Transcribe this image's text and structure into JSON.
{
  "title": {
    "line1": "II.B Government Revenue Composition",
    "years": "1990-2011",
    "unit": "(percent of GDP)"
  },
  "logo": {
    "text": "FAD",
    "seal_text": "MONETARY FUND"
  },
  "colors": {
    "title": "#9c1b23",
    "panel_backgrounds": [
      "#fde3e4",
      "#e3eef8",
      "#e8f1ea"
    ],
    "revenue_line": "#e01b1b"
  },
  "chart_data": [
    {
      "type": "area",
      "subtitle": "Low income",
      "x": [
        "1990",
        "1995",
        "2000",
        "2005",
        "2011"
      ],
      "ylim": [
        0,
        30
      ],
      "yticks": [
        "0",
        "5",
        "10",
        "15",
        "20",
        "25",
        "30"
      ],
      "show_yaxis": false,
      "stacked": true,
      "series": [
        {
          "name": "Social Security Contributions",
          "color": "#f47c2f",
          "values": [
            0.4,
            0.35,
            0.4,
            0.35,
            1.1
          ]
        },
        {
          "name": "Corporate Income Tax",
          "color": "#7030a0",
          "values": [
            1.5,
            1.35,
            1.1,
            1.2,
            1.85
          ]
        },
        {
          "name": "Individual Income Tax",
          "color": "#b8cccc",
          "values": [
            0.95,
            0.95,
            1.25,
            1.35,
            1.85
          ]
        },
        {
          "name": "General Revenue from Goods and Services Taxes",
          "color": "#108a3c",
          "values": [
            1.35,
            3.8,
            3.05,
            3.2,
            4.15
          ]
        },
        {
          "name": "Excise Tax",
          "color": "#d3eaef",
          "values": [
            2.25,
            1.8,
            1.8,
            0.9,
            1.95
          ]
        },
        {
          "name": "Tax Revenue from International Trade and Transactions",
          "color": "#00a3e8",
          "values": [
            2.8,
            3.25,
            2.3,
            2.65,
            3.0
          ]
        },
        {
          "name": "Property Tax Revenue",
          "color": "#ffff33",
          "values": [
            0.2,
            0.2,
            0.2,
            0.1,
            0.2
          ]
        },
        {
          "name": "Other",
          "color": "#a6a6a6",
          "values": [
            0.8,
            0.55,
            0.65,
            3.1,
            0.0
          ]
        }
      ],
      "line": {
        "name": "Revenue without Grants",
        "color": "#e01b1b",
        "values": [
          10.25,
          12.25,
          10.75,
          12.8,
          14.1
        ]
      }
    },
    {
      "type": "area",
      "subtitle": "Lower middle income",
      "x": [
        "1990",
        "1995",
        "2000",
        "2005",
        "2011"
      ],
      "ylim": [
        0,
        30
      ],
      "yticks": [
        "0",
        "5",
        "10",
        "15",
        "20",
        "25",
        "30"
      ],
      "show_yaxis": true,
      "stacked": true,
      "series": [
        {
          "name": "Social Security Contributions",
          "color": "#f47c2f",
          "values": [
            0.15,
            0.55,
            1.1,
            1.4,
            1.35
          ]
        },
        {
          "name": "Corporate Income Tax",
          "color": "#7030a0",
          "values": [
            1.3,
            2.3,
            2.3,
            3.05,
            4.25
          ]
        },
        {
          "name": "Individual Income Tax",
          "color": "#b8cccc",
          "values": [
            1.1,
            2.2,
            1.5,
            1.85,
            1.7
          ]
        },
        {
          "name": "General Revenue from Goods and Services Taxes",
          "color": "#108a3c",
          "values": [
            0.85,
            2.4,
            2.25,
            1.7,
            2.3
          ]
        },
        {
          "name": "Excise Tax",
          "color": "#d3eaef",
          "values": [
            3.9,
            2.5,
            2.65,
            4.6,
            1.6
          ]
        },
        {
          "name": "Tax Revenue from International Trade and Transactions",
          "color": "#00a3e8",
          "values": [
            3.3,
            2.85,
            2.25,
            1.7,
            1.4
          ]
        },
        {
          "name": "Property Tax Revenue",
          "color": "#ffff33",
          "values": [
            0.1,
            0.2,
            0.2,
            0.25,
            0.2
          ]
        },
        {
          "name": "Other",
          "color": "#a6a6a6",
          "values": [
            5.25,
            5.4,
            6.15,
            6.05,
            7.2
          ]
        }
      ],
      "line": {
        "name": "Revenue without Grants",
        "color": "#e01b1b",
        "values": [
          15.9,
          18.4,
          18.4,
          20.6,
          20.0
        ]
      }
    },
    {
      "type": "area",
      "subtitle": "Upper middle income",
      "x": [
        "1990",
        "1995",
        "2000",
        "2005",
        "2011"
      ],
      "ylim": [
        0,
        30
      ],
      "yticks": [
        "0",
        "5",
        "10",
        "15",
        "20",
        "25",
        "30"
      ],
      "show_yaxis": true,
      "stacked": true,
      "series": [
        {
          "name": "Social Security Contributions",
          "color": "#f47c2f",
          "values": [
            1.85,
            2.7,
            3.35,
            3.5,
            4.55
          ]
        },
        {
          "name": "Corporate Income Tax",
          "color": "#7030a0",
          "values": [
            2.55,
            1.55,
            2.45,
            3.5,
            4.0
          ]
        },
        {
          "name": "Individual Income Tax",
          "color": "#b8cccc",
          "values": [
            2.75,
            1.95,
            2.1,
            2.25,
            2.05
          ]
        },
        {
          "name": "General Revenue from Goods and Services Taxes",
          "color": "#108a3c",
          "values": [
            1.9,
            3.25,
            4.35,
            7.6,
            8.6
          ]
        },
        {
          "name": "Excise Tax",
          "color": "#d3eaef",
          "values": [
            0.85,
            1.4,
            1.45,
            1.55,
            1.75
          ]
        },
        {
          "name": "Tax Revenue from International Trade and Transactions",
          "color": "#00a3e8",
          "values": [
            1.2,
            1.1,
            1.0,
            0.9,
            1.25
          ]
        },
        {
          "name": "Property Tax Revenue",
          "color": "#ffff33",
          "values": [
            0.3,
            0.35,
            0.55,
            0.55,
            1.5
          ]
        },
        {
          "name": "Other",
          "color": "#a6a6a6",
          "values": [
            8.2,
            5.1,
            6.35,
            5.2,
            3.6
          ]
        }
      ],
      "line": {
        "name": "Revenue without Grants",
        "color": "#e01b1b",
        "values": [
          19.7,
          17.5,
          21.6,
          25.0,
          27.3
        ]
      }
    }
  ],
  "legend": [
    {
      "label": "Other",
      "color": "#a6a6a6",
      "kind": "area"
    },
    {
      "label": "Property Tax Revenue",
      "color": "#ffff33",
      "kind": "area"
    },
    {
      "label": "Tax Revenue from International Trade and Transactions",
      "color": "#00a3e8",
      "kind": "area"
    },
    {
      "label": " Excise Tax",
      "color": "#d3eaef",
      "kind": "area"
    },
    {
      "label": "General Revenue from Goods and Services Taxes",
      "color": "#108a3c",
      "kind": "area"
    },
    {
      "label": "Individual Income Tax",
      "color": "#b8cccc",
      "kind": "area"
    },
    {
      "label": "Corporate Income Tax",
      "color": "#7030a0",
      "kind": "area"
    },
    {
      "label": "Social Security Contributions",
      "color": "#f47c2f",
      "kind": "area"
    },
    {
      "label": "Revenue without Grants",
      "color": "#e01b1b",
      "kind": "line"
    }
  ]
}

--

SET TASK -> Set down all of the entries exactly, please.

ANSWER ->
Transcribe this image's text and structure into JSON.
{
  "title": {
    "line1": "II.B Government Revenue Composition",
    "years": "1990-2011",
    "unit": "(percent of GDP)"
  },
  "logo": {
    "text": "FAD",
    "seal_text": "MONETARY FUND"
  },
  "colors": {
    "title": "#9c1b23",
    "panel_backgrounds": [
      "#fde3e4",
      "#e3eef8",
      "#e8f1ea"
    ],
    "revenue_line": "#e01b1b"
  },
  "chart_data": [
    {
      "type": "area",
      "subtitle": "Low income",
      "x": [
        "1990",
        "1995",
        "2000",
        "2005",
        "2011"
      ],
      "ylim": [
        0,
        30
      ],
      "yticks": [
        "0",
        "5",
        "10",
        "15",
        "20",
        "25",
        "30"
      ],
      "show_yaxis": false,
      "stacked": true,
      "series": [
        {
          "name": "Social Security Contributions",
          "color": "#f47c2f",
          "values": [
            0.4,
            0.35,
            0.4,
            0.35,
            1.1
          ]
        },
        {
          "name": "Corporate Income Tax",
          "color": "#7030a0",
          "values": [
            1.5,
            1.35,
            1.1,
            1.2,
            1.85
          ]
        },
        {
          "name": "Individual Income Tax",
          "color": "#b8cccc",
          "values": [
            0.95,
            0.95,
            1.25,
            1.35,
            1.85
          ]
        },
        {
          "name": "General Revenue from Goods and Services Taxes",
          "color": "#108a3c",
          "values": [
            1.35,
            3.8,
            3.05,
            3.2,
            4.15
          ]
        },
        {
          "name": "Excise Tax",
          "color": "#d3eaef",
          "values": [
            2.25,
            1.8,
            1.8,
            0.9,
            1.95
          ]
        },
        {
          "name": "Tax Revenue from International Trade and Transactions",
          "color": "#00a3e8",
          "values": [
            2.8,
            3.25,
            2.3,
            2.65,
            3.0
          ]
        },
        {
          "name": "Property Tax Revenue",
          "color": "#ffff33",
          "values": [
            0.2,
            0.2,
            0.2,
            0.1,
            0.2
          ]
        },
        {
          "name": "Other",
          "color": "#a6a6a6",
          "values": [
            0.8,
            0.55,
            0.65,
            3.1,
            0.0
          ]
        }
      ],
      "line": {
        "name": "Revenue without Grants",
        "color": "#e01b1b",
        "values": [
          10.25,
          12.25,
          10.75,
          12.8,
          14.1
        ]
      }
    },
    {
      "type": "area",
      "subtitle": "Lower middle income",
      "x": [
        "1990",
        "1995",
        "2000",
        "2005",
        "2011"
      ],
      "ylim": [
        0,
        30
      ],
      "yticks": [
        "0",
        "5",
        "10",
        "15",
        "20",
        "25",
        "30"
      ],
      "show_yaxis": true,
      "stacked": true,
      "series": [
        {
          "name": "Social Security Contributions",
          "color": "#f47c2f",
          "values": [
            0.15,
            0.55,
            1.1,
            1.4,
            1.35
          ]
        },
        {
          "name": "Corporate Income Tax",
          "color": "#7030a0",
          "values": [
            1.3,
            2.3,
            2.3,
            3.05,
            4.25
          ]
        },
        {
          "name": "Individual Income Tax",
          "color": "#b8cccc",
          "values": [
            1.1,
            2.2,
            1.5,
            1.85,
            1.7
          ]
        },
        {
          "name": "General Revenue from Goods and Services Taxes",
          "color": "#108a3c",
          "values": [
            0.85,
            2.4,
            2.25,
            1.7,
            2.3
          ]
        },
        {
          "name": "Excise Tax",
          "color": "#d3eaef",
          "values": [
            3.9,
            2.5,
            2.65,
            4.6,
            1.6
          ]
        },
        {
          "name": "Tax Revenue from International Trade and Transactions",
          "color": "#00a3e8",
          "values": [
            3.3,
            2.85,
            2.25,
            1.7,
            1.4
          ]
        },
        {
          "name": "Property Tax Revenue",
          "color": "#ffff33",
          "values": [
            0.1,
            0.2,
            0.2,
            0.25,
            0.2
          ]
        },
        {
          "name": "Other",
          "color": "#a6a6a6",
          "values": [
            5.25,
            5.4,
            6.15,
            6.05,
            7.2
          ]
        }
      ],
      "line": {
        "name": "Revenue without Grants",
        "color": "#e01b1b",
        "values": [
          15.9,
          18.4,
          18.4,
          20.6,
          20.0
        ]
      }
    },
    {
      "type": "area",
      "subtitle": "Upper middle income",
      "x": [
        "1990",
        "1995",
        "2000",
        "2005",
        "2011"
      ],
      "ylim": [
        0,
        30
      ],
      "yticks": [
        "0",
        "5",
        "10",
        "15",
        "20",
        "25",
        "30"
      ],
      "show_yaxis": true,
      "stacked": true,
      "series": [
        {
          "name": "Social Security Contributions",
          "color": "#f47c2f",
          "values": [
            1.85,
            2.7,
            3.35,
            3.5,
            4.55
          ]
        },
        {
          "name": "Corporate Income Tax",
          "color": "#7030a0",
          "values": [
            2.55,
            1.55,
            2.45,
            3.5,
            4.0
          ]
        },
        {
          "name": "Individual Income Tax",
          "color": "#b8cccc",
          "values": [
            2.75,
            1.95,
            2.1,
            2.25,
            2.05
          ]
        },
        {
          "name": "General Revenue from Goods and Services Taxes",
          "color": "#108a3c",
          "values": [
            1.9,
            3.25,
            4.35,
            7.6,
            8.6
          ]
        },
        {
          "name": "Excise Tax",
          "color": "#d3eaef",
          "values": [
            0.85,
            1.4,
            1.45,
            1.55,
            1.75
          ]
        },
        {
          "name": "Tax Revenue from International Trade and Transactions",
          "color": "#00a3e8",
          "values": [
            1.2,
            1.1,
            1.0,
            0.9,
            1.25
          ]
        },
        {
          "name": "Property Tax Revenue",
          "color": "#ffff33",
          "values": [
            0.3,
            0.35,
            0.55,
            0.55,
            1.5
          ]
        },
        {
          "name": "Other",
          "color": "#a6a6a6",
          "values": [
            8.2,
            5.1,
            6.35,
            5.2,
            3.6
          ]
        }
      ],
      "line": {
        "name": "Revenue without Grants",
        "color": "#e01b1b",
        "values": [
          19.7,
          17.5,
          21.6,
          25.0,
          27.3
        ]
      }
    }
  ],
  "legend": [
    {
      "label": "Other",
      "color": "#a6a6a6",
      "kind": "area"
    },
    {
      "label": "Property Tax Revenue",
      "color": "#ffff33",
      "kind": "area"
    },
    {
      "label": "Tax Revenue from International Trade and Transactions",
      "color": "#00a3e8",
      "kind": "area"
    },
    {
      "label": " Excise Tax",
      "color": "#d3eaef",
      "kind": "area"
    },
    {
      "label": "General Revenue from Goods and Services Taxes",
      "color": "#108a3c",
      "kind": "area"
    },
    {
      "label": "Individual Income Tax",
      "color": "#b8cccc",
      "kind": "area"
    },
    {
      "label": "Corporate Income Tax",
      "color": "#7030a0",
      "kind": "area"
    },
    {
      "label": "Social Security Contributions",
      "color": "#f47c2f",
      "kind": "area"
    },
    {
      "label": "Revenue without Grants",
      "color": "#e01b1b",
      "kind": "line"
    }
  ]
}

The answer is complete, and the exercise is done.